:: INPUT ROWS ::
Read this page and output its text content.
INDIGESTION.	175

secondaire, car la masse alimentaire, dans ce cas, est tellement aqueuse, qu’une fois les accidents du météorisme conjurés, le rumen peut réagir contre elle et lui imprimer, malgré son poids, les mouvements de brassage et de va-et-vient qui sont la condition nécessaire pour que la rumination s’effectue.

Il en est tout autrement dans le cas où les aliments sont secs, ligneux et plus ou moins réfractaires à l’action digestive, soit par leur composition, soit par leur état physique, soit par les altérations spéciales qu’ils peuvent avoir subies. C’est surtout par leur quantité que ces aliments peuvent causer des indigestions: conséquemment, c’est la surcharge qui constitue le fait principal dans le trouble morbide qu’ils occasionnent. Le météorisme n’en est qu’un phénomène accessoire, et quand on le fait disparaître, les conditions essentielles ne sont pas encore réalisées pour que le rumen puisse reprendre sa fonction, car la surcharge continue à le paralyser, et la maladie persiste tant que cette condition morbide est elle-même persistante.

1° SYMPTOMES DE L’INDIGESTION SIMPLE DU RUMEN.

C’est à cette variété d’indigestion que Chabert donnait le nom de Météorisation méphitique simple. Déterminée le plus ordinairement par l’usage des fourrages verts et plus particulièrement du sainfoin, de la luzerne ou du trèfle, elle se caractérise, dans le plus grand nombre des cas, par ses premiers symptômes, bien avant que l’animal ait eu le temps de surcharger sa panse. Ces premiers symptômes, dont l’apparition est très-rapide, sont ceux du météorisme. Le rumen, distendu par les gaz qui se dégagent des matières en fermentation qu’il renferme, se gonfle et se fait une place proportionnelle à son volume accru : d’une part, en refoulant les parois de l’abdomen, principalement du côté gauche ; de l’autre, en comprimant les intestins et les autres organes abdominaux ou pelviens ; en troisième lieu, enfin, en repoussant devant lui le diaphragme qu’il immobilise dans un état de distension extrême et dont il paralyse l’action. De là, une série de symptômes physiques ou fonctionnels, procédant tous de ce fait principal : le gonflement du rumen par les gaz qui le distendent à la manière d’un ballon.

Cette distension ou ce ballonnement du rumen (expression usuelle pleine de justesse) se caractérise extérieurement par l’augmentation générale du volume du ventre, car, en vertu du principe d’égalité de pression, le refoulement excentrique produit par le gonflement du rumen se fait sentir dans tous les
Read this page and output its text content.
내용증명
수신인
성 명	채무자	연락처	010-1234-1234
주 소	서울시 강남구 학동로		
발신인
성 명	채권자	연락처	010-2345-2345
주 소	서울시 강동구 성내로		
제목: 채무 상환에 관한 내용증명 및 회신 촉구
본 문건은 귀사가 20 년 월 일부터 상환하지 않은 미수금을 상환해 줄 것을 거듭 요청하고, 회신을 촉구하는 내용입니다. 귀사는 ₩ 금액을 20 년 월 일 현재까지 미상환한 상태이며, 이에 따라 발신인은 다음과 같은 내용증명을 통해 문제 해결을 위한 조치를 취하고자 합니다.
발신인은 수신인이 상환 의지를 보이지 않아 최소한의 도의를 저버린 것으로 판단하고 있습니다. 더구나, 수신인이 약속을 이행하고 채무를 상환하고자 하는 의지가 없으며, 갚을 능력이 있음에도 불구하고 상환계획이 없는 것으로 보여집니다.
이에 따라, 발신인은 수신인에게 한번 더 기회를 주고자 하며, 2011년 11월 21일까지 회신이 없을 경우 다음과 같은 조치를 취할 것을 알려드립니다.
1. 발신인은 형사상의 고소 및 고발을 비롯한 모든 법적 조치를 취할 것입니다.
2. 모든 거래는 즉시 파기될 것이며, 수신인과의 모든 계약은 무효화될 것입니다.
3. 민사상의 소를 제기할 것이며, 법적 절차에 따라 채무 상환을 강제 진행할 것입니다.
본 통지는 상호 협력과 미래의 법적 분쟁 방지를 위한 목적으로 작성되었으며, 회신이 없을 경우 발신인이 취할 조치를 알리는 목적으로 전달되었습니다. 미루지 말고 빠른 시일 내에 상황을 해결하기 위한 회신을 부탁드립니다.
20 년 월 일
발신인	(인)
:::
# DIRECTIVE:
Copy out the whole listing exactly; please set it all down.

# OUTPUT BELOW:
Read this page and output its text content.
INDIGESTION.	175

secondaire, car la masse alimentaire, dans ce cas, est tellement aqueuse, qu’une fois les accidents du météorisme conjurés, le rumen peut réagir contre elle et lui imprimer, malgré son poids, les mouvements de brassage et de va-et-vient qui sont la condition nécessaire pour que la rumination s’effectue.

Il en est tout autrement dans le cas où les aliments sont secs, ligneux et plus ou moins réfractaires à l’action digestive, soit par leur composition, soit par leur état physique, soit par les altérations spéciales qu’ils peuvent avoir subies. C’est surtout par leur quantité que ces aliments peuvent causer des indigestions: conséquemment, c’est la surcharge qui constitue le fait principal dans le trouble morbide qu’ils occasionnent. Le météorisme n’en est qu’un phénomène accessoire, et quand on le fait disparaître, les conditions essentielles ne sont pas encore réalisées pour que le rumen puisse reprendre sa fonction, car la surcharge continue à le paralyser, et la maladie persiste tant que cette condition morbide est elle-même persistante.

1° SYMPTOMES DE L’INDIGESTION SIMPLE DU RUMEN.

C’est à cette variété d’indigestion que Chabert donnait le nom de Météorisation méphitique simple. Déterminée le plus ordinairement par l’usage des fourrages verts et plus particulièrement du sainfoin, de la luzerne ou du trèfle, elle se caractérise, dans le plus grand nombre des cas, par ses premiers symptômes, bien avant que l’animal ait eu le temps de surcharger sa panse. Ces premiers symptômes, dont l’apparition est très-rapide, sont ceux du météorisme. Le rumen, distendu par les gaz qui se dégagent des matières en fermentation qu’il renferme, se gonfle et se fait une place proportionnelle à son volume accru : d’une part, en refoulant les parois de l’abdomen, principalement du côté gauche ; de l’autre, en comprimant les intestins et les autres organes abdominaux ou pelviens ; en troisième lieu, enfin, en repoussant devant lui le diaphragme qu’il immobilise dans un état de distension extrême et dont il paralyse l’action. De là, une série de symptômes physiques ou fonctionnels, procédant tous de ce fait principal : le gonflement du rumen par les gaz qui le distendent à la manière d’un ballon.

Cette distension ou ce ballonnement du rumen (expression usuelle pleine de justesse) se caractérise extérieurement par l’augmentation générale du volume du ventre, car, en vertu du principe d’égalité de pression, le refoulement excentrique produit par le gonflement du rumen se fait sentir dans tous les
Read this page and output its text content.
내용증명
수신인
성 명	채무자	연락처	010-1234-1234
주 소	서울시 강남구 학동로		
발신인
성 명	채권자	연락처	010-2345-2345
주 소	서울시 강동구 성내로		
제목: 채무 상환에 관한 내용증명 및 회신 촉구
본 문건은 귀사가 20 년 월 일부터 상환하지 않은 미수금을 상환해 줄 것을 거듭 요청하고, 회신을 촉구하는 내용입니다. 귀사는 ₩ 금액을 20 년 월 일 현재까지 미상환한 상태이며, 이에 따라 발신인은 다음과 같은 내용증명을 통해 문제 해결을 위한 조치를 취하고자 합니다.
발신인은 수신인이 상환 의지를 보이지 않아 최소한의 도의를 저버린 것으로 판단하고 있습니다. 더구나, 수신인이 약속을 이행하고 채무를 상환하고자 하는 의지가 없으며, 갚을 능력이 있음에도 불구하고 상환계획이 없는 것으로 보여집니다.
이에 따라, 발신인은 수신인에게 한번 더 기회를 주고자 하며, 2011년 11월 21일까지 회신이 없을 경우 다음과 같은 조치를 취할 것을 알려드립니다.
1. 발신인은 형사상의 고소 및 고발을 비롯한 모든 법적 조치를 취할 것입니다.
2. 모든 거래는 즉시 파기될 것이며, 수신인과의 모든 계약은 무효화될 것입니다.
3. 민사상의 소를 제기할 것이며, 법적 절차에 따라 채무 상환을 강제 진행할 것입니다.
본 통지는 상호 협력과 미래의 법적 분쟁 방지를 위한 목적으로 작성되었으며, 회신이 없을 경우 발신인이 취할 조치를 알리는 목적으로 전달되었습니다. 미루지 말고 빠른 시일 내에 상황을 해결하기 위한 회신을 부탁드립니다.
20 년 월 일
발신인	(인)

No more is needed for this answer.